__TASK STATEMENT__:
Repeat the listing in full, word for word.

__RECORDS TO USE__:
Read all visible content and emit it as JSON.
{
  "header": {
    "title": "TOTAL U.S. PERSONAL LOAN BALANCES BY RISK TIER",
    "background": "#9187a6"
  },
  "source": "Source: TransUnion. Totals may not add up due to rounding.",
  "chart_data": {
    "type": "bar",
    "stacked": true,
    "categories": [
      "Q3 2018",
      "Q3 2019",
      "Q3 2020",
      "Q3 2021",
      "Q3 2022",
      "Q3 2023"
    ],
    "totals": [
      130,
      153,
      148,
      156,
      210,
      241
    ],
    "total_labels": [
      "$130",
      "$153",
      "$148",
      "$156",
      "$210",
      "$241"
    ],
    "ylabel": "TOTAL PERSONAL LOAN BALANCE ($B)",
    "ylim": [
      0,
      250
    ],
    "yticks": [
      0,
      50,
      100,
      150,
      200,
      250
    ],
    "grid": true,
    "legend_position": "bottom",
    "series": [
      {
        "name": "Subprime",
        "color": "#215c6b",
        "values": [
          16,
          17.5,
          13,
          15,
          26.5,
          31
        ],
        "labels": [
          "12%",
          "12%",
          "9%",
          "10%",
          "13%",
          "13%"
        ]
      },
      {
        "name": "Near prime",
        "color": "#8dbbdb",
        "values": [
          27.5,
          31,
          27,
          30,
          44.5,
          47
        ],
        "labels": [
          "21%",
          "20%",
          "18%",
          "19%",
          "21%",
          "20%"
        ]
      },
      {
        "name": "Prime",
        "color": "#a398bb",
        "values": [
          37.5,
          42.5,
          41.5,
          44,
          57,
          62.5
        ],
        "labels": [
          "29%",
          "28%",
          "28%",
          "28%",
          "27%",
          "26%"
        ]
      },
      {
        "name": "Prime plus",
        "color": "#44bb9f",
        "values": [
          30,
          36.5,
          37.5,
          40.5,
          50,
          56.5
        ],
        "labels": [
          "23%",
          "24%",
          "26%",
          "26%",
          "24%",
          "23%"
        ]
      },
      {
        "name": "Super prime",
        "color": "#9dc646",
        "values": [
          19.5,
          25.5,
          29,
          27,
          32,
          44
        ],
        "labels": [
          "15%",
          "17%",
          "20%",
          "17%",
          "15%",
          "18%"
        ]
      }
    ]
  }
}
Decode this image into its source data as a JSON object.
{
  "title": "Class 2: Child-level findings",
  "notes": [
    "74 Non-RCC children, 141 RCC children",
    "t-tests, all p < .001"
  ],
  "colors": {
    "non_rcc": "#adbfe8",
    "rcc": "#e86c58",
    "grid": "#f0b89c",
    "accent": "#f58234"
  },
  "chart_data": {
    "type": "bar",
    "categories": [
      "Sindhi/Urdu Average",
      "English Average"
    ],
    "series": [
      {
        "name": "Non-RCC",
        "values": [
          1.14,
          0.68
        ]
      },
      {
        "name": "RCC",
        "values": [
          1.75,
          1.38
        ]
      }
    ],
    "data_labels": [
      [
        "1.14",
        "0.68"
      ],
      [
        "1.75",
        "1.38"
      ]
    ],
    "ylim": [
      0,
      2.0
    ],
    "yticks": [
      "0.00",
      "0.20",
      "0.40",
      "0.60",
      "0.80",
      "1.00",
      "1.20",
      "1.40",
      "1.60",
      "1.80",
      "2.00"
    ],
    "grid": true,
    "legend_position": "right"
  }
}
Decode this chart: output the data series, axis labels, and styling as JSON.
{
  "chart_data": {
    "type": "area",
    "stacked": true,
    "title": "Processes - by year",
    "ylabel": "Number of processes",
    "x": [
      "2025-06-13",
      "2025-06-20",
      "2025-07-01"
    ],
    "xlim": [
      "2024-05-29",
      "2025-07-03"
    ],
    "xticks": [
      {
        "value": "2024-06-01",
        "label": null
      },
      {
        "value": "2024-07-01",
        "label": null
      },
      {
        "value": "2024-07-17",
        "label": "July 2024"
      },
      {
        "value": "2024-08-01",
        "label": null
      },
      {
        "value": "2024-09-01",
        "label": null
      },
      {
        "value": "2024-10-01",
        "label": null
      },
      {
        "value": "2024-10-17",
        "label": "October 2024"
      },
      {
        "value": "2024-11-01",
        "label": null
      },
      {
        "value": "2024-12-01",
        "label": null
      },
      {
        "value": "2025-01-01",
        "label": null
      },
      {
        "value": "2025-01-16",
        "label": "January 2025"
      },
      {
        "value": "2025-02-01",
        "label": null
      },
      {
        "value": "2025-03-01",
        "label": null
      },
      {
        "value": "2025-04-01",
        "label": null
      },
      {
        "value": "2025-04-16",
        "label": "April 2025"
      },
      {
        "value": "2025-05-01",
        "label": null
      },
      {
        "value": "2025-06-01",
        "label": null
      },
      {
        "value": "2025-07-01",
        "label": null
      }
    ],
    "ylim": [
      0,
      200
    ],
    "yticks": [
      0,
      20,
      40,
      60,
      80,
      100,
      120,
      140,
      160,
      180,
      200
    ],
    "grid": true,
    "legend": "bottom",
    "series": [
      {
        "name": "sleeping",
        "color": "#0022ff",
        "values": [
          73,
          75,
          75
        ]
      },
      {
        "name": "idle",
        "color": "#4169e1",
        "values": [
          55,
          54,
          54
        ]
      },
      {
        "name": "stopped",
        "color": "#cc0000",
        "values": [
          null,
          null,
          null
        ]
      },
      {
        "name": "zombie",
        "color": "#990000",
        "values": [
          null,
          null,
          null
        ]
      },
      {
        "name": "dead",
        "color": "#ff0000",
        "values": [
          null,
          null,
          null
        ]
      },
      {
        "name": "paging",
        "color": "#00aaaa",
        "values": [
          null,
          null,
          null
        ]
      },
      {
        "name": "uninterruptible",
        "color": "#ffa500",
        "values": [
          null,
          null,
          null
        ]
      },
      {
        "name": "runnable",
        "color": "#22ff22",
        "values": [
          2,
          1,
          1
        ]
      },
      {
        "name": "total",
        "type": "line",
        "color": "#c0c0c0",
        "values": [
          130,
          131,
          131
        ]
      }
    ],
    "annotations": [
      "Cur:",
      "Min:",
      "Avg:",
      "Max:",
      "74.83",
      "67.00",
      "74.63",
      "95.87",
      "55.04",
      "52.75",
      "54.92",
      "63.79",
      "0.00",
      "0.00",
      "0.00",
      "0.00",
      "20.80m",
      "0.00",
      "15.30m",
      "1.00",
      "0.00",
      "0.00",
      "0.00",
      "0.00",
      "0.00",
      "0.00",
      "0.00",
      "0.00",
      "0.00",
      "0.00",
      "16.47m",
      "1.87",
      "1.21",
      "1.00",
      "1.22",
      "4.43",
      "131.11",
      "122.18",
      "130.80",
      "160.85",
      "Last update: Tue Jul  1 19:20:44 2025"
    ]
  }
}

__SOLUTION FOR THIS PROBLEM__:
Read all visible content and emit it as JSON.
{
  "header": {
    "title": "TOTAL U.S. PERSONAL LOAN BALANCES BY RISK TIER",
    "background": "#9187a6"
  },
  "source": "Source: TransUnion. Totals may not add up due to rounding.",
  "chart_data": {
    "type": "bar",
    "stacked": true,
    "categories": [
      "Q3 2018",
      "Q3 2019",
      "Q3 2020",
      "Q3 2021",
      "Q3 2022",
      "Q3 2023"
    ],
    "totals": [
      130,
      153,
      148,
      156,
      210,
      241
    ],
    "total_labels": [
      "$130",
      "$153",
      "$148",
      "$156",
      "$210",
      "$241"
    ],
    "ylabel": "TOTAL PERSONAL LOAN BALANCE ($B)",
    "ylim": [
      0,
      250
    ],
    "yticks": [
      0,
      50,
      100,
      150,
      200,
      250
    ],
    "grid": true,
    "legend_position": "bottom",
    "series": [
      {
        "name": "Subprime",
        "color": "#215c6b",
        "values": [
          16,
          17.5,
          13,
          15,
          26.5,
          31
        ],
        "labels": [
          "12%",
          "12%",
          "9%",
          "10%",
          "13%",
          "13%"
        ]
      },
      {
        "name": "Near prime",
        "color": "#8dbbdb",
        "values": [
          27.5,
          31,
          27,
          30,
          44.5,
          47
        ],
        "labels": [
          "21%",
          "20%",
          "18%",
          "19%",
          "21%",
          "20%"
        ]
      },
      {
        "name": "Prime",
        "color": "#a398bb",
        "values": [
          37.5,
          42.5,
          41.5,
          44,
          57,
          62.5
        ],
        "labels": [
          "29%",
          "28%",
          "28%",
          "28%",
          "27%",
          "26%"
        ]
      },
      {
        "name": "Prime plus",
        "color": "#44bb9f",
        "values": [
          30,
          36.5,
          37.5,
          40.5,
          50,
          56.5
        ],
        "labels": [
          "23%",
          "24%",
          "26%",
          "26%",
          "24%",
          "23%"
        ]
      },
      {
        "name": "Super prime",
        "color": "#9dc646",
        "values": [
          19.5,
          25.5,
          29,
          27,
          32,
          44
        ],
        "labels": [
          "15%",
          "17%",
          "20%",
          "17%",
          "15%",
          "18%"
        ]
      }
    ]
  }
}
Decode this image into its source data as a JSON object.
{
  "title": "Class 2: Child-level findings",
  "notes": [
    "74 Non-RCC children, 141 RCC children",
    "t-tests, all p < .001"
  ],
  "colors": {
    "non_rcc": "#adbfe8",
    "rcc": "#e86c58",
    "grid": "#f0b89c",
    "accent": "#f58234"
  },
  "chart_data": {
    "type": "bar",
    "categories": [
      "Sindhi/Urdu Average",
      "English Average"
    ],
    "series": [
      {
        "name": "Non-RCC",
        "values": [
          1.14,
          0.68
        ]
      },
      {
        "name": "RCC",
        "values": [
          1.75,
          1.38
        ]
      }
    ],
    "data_labels": [
      [
        "1.14",
        "0.68"
      ],
      [
        "1.75",
        "1.38"
      ]
    ],
    "ylim": [
      0,
      2.0
    ],
    "yticks": [
      "0.00",
      "0.20",
      "0.40",
      "0.60",
      "0.80",
      "1.00",
      "1.20",
      "1.40",
      "1.60",
      "1.80",
      "2.00"
    ],
    "grid": true,
    "legend_position": "right"
  }
}
Decode this chart: output the data series, axis labels, and styling as JSON.
{
  "chart_data": {
    "type": "area",
    "stacked": true,
    "title": "Processes - by year",
    "ylabel": "Number of processes",
    "x": [
      "2025-06-13",
      "2025-06-20",
      "2025-07-01"
    ],
    "xlim": [
      "2024-05-29",
      "2025-07-03"
    ],
    "xticks": [
      {
        "value": "2024-06-01",
        "label": null
      },
      {
        "value": "2024-07-01",
        "label": null
      },
      {
        "value": "2024-07-17",
        "label": "July 2024"
      },
      {
        "value": "2024-08-01",
        "label": null
      },
      {
        "value": "2024-09-01",
        "label": null
      },
      {
        "value": "2024-10-01",
        "label": null
      },
      {
        "value": "2024-10-17",
        "label": "October 2024"
      },
      {
        "value": "2024-11-01",
        "label": null
      },
      {
        "value": "2024-12-01",
        "label": null
      },
      {
        "value": "2025-01-01",
        "label": null
      },
      {
        "value": "2025-01-16",
        "label": "January 2025"
      },
      {
        "value": "2025-02-01",
        "label": null
      },
      {
        "value": "2025-03-01",
        "label": null
      },
      {
        "value": "2025-04-01",
        "label": null
      },
      {
        "value": "2025-04-16",
        "label": "April 2025"
      },
      {
        "value": "2025-05-01",
        "label": null
      },
      {
        "value": "2025-06-01",
        "label": null
      },
      {
        "value": "2025-07-01",
        "label": null
      }
    ],
    "ylim": [
      0,
      200
    ],
    "yticks": [
      0,
      20,
      40,
      60,
      80,
      100,
      120,
      140,
      160,
      180,
      200
    ],
    "grid": true,
    "legend": "bottom",
    "series": [
      {
        "name": "sleeping",
        "color": "#0022ff",
        "values": [
          73,
          75,
          75
        ]
      },
      {
        "name": "idle",
        "color": "#4169e1",
        "values": [
          55,
          54,
          54
        ]
      },
      {
        "name": "stopped",
        "color": "#cc0000",
        "values": [
          null,
          null,
          null
        ]
      },
      {
        "name": "zombie",
        "color": "#990000",
        "values": [
          null,
          null,
          null
        ]
      },
      {
        "name": "dead",
        "color": "#ff0000",
        "values": [
          null,
          null,
          null
        ]
      },
      {
        "name": "paging",
        "color": "#00aaaa",
        "values": [
          null,
          null,
          null
        ]
      },
      {
        "name": "uninterruptible",
        "color": "#ffa500",
        "values": [
          null,
          null,
          null
        ]
      },
      {
        "name": "runnable",
        "color": "#22ff22",
        "values": [
          2,
          1,
          1
        ]
      },
      {
        "name": "total",
        "type": "line",
        "color": "#c0c0c0",
        "values": [
          130,
          131,
          131
        ]
      }
    ],
    "annotations": [
      "Cur:",
      "Min:",
      "Avg:",
      "Max:",
      "74.83",
      "67.00",
      "74.63",
      "95.87",
      "55.04",
      "52.75",
      "54.92",
      "63.79",
      "0.00",
      "0.00",
      "0.00",
      "0.00",
      "20.80m",
      "0.00",
      "15.30m",
      "1.00",
      "0.00",
      "0.00",
      "0.00",
      "0.00",
      "0.00",
      "0.00",
      "0.00",
      "0.00",
      "0.00",
      "0.00",
      "16.47m",
      "1.87",
      "1.21",
      "1.00",
      "1.22",
      "4.43",
      "131.11",
      "122.18",
      "130.80",
      "160.85",
      "Last update: Tue Jul  1 19:20:44 2025"
    ]
  }
}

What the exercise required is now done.